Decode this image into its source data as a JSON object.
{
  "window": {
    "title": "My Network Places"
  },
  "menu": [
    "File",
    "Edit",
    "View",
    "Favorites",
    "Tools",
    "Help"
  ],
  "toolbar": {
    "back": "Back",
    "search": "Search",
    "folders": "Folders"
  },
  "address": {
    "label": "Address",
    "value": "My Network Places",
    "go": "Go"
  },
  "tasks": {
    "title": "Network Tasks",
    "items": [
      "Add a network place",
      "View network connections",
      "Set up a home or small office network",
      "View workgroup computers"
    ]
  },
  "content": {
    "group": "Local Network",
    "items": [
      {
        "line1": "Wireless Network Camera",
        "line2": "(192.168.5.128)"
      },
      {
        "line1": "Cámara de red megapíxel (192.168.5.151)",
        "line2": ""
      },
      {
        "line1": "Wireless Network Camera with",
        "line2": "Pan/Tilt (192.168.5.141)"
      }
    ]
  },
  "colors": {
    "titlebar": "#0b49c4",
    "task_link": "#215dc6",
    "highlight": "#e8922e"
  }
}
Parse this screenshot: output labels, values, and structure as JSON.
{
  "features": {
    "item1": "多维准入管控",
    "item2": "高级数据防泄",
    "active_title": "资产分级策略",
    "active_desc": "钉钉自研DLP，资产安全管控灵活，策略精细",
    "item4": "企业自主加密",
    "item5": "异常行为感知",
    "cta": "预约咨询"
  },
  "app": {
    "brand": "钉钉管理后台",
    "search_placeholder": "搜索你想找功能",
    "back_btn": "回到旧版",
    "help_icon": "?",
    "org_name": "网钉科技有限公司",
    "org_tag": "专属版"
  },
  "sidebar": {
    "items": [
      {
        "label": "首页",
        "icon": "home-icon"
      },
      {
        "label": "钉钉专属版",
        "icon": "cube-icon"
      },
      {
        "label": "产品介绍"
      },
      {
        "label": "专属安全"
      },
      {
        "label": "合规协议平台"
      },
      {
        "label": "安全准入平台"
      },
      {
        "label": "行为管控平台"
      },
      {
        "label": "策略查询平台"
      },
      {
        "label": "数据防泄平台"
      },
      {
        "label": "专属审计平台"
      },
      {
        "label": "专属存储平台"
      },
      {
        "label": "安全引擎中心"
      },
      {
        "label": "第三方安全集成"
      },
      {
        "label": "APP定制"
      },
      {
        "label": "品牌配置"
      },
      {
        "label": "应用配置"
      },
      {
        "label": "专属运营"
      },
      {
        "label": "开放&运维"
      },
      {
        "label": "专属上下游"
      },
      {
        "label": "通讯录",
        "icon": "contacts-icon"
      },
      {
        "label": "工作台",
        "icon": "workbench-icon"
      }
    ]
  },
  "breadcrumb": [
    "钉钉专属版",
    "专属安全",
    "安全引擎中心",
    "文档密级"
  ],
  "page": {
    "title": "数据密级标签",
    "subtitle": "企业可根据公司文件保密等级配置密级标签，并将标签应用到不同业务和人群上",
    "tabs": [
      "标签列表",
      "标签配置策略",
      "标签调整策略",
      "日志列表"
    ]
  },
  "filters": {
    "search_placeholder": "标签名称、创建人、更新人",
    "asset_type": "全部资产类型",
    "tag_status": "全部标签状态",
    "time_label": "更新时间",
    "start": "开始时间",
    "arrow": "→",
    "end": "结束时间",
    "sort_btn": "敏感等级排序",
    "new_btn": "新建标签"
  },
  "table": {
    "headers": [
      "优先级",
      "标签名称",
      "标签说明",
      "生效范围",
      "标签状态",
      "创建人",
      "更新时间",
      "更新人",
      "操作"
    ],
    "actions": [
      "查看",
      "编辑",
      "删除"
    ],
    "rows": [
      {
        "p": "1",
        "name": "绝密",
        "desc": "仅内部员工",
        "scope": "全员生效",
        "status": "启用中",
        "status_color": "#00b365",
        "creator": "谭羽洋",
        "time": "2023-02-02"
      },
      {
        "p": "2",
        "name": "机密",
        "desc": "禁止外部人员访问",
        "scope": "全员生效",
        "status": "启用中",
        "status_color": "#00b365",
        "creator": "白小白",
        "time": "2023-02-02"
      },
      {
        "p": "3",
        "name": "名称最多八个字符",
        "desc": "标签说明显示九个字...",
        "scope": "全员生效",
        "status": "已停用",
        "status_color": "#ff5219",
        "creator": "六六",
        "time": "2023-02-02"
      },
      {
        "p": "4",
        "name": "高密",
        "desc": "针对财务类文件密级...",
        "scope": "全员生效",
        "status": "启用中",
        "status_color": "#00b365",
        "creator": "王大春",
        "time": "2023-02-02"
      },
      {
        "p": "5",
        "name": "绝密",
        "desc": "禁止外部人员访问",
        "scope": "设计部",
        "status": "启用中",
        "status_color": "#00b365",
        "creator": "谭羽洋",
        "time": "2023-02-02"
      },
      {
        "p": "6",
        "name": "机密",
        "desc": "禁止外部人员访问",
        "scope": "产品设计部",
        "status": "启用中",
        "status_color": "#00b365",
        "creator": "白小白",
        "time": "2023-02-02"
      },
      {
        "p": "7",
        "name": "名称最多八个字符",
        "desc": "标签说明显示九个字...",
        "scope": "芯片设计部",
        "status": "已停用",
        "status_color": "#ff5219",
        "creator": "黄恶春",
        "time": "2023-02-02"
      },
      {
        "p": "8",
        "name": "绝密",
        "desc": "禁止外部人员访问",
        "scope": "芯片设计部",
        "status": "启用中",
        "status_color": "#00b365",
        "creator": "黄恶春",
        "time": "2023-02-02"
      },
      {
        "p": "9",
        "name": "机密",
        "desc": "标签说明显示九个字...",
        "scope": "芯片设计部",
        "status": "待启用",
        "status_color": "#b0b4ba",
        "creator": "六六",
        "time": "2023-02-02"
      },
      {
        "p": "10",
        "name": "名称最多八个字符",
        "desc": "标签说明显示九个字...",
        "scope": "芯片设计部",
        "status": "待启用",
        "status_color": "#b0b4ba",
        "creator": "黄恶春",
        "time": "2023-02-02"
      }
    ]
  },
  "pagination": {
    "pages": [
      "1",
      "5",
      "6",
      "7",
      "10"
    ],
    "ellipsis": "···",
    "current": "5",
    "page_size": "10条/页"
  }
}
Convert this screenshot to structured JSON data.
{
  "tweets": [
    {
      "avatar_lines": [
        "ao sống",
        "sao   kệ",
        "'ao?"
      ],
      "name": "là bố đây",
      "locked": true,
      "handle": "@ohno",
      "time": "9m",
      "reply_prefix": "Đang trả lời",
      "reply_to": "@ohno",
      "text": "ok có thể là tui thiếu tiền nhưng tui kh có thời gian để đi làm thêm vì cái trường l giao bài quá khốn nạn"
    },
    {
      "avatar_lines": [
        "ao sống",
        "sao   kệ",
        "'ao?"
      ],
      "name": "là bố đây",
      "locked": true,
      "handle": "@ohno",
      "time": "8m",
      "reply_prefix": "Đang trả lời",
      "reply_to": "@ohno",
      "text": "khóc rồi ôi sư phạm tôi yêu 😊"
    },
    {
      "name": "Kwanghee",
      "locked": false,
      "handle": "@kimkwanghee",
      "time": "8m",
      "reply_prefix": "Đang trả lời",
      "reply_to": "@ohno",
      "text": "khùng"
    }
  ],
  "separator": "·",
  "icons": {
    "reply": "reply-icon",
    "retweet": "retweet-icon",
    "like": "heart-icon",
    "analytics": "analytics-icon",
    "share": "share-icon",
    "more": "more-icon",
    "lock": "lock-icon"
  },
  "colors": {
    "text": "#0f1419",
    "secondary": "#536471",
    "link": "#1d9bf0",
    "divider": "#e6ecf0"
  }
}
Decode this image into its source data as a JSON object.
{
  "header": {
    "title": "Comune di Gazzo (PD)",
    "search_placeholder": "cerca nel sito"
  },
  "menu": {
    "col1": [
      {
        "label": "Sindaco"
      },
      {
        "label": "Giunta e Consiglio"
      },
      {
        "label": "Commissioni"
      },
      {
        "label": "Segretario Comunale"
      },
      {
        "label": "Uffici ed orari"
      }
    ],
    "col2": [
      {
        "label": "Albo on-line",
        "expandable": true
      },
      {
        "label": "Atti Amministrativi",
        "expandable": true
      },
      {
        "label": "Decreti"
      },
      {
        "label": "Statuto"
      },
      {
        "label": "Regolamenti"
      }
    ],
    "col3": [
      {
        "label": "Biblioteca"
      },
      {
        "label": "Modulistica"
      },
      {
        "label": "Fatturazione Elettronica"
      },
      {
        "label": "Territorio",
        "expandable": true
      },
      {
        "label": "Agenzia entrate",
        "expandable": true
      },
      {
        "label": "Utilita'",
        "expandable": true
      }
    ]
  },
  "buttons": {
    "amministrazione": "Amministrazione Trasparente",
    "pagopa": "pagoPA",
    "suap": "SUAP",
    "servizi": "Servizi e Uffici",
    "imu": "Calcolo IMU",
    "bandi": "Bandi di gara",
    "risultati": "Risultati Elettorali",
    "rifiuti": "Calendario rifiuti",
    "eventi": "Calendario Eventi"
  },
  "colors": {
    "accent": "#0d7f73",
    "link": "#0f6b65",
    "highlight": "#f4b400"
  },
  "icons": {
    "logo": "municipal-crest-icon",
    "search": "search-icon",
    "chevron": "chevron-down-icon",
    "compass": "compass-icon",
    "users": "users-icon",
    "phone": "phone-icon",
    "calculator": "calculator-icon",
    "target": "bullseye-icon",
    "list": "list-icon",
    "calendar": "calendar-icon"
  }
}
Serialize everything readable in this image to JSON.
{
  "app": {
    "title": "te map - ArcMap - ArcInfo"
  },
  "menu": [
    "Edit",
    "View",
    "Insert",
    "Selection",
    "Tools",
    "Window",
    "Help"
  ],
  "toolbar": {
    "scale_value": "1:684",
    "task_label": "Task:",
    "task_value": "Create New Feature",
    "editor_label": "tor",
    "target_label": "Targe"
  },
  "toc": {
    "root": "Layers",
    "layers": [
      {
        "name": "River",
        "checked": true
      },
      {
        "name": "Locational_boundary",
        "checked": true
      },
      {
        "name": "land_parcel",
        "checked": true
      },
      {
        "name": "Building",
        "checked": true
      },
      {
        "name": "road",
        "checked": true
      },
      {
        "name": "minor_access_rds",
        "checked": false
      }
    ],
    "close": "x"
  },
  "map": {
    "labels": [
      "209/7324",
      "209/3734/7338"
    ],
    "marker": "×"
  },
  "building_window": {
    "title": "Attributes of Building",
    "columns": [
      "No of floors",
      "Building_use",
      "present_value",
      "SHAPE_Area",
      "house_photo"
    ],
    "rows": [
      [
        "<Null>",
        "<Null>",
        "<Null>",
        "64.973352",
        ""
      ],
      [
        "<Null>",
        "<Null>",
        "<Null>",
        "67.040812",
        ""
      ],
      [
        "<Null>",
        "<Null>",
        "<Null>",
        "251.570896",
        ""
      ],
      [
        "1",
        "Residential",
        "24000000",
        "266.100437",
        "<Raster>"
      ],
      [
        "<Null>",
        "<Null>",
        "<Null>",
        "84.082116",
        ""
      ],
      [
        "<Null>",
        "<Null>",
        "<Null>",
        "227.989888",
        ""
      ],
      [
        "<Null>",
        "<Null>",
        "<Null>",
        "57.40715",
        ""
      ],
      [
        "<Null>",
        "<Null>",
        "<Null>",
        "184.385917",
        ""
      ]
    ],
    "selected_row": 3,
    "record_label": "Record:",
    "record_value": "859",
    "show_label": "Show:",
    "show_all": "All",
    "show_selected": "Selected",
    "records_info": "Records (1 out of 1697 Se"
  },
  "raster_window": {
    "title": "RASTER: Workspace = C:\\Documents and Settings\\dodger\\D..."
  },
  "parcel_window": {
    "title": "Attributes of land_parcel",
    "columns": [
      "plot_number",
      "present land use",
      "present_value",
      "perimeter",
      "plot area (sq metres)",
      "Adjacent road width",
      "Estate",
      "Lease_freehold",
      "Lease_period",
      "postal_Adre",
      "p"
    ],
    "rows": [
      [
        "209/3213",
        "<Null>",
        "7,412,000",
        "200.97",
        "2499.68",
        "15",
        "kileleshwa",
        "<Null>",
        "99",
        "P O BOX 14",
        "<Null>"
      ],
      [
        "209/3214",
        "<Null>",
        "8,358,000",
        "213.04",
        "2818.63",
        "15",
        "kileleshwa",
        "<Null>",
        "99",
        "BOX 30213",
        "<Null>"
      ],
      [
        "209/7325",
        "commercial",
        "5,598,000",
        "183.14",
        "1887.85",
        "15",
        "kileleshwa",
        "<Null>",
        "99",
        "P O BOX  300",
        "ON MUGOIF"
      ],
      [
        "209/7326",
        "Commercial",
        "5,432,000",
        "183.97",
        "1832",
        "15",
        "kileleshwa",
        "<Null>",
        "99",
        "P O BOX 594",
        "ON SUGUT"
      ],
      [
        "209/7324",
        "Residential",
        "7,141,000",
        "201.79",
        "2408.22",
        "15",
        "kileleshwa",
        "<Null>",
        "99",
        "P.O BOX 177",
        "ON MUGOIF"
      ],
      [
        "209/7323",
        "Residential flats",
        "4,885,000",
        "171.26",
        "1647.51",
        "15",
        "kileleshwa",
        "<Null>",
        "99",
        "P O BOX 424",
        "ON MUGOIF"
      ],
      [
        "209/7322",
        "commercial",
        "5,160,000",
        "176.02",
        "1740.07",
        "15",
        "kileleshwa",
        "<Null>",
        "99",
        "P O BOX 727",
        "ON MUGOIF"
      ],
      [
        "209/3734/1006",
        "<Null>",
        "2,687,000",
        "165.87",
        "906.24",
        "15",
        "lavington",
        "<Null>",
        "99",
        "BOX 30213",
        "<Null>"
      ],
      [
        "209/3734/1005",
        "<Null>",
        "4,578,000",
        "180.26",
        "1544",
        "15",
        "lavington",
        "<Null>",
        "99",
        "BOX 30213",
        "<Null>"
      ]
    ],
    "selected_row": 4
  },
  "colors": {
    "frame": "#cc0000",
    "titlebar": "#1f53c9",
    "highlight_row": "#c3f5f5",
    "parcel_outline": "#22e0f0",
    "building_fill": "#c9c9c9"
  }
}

Given request: Report only how many lines in the entries contain "View".

Result of the task: 4